*** Begin section ***

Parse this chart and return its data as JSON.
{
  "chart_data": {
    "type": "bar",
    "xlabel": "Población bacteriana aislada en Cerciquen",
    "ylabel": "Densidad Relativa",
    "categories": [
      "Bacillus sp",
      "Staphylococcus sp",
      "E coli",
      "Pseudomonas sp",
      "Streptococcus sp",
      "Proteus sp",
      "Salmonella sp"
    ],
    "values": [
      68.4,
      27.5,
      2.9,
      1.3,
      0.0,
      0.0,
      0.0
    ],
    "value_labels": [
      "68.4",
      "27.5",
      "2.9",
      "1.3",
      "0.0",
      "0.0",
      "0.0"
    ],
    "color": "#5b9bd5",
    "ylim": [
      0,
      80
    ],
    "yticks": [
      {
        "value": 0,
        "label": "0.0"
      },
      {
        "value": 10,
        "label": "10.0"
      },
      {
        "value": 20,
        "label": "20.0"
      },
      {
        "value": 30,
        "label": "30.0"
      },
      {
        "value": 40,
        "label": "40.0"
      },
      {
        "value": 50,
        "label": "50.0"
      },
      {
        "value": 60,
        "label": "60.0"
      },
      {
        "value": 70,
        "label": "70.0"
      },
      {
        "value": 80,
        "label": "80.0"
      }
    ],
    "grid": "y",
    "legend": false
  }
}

*** End section ***

What to produce
Write the data above out again in full, exactly.

Written solution
Parse this chart and return its data as JSON.
{
  "chart_data": {
    "type": "bar",
    "xlabel": "Población bacteriana aislada en Cerciquen",
    "ylabel": "Densidad Relativa",
    "categories": [
      "Bacillus sp",
      "Staphylococcus sp",
      "E coli",
      "Pseudomonas sp",
      "Streptococcus sp",
      "Proteus sp",
      "Salmonella sp"
    ],
    "values": [
      68.4,
      27.5,
      2.9,
      1.3,
      0.0,
      0.0,
      0.0
    ],
    "value_labels": [
      "68.4",
      "27.5",
      "2.9",
      "1.3",
      "0.0",
      "0.0",
      "0.0"
    ],
    "color": "#5b9bd5",
    "ylim": [
      0,
      80
    ],
    "yticks": [
      {
        "value": 0,
        "label": "0.0"
      },
      {
        "value": 10,
        "label": "10.0"
      },
      {
        "value": 20,
        "label": "20.0"
      },
      {
        "value": 30,
        "label": "30.0"
      },
      {
        "value": 40,
        "label": "40.0"
      },
      {
        "value": 50,
        "label": "50.0"
      },
      {
        "value": 60,
        "label": "60.0"
      },
      {
        "value": 70,
        "label": "70.0"
      },
      {
        "value": 80,
        "label": "80.0"
      }
    ],
    "grid": "y",
    "legend": false
  }
}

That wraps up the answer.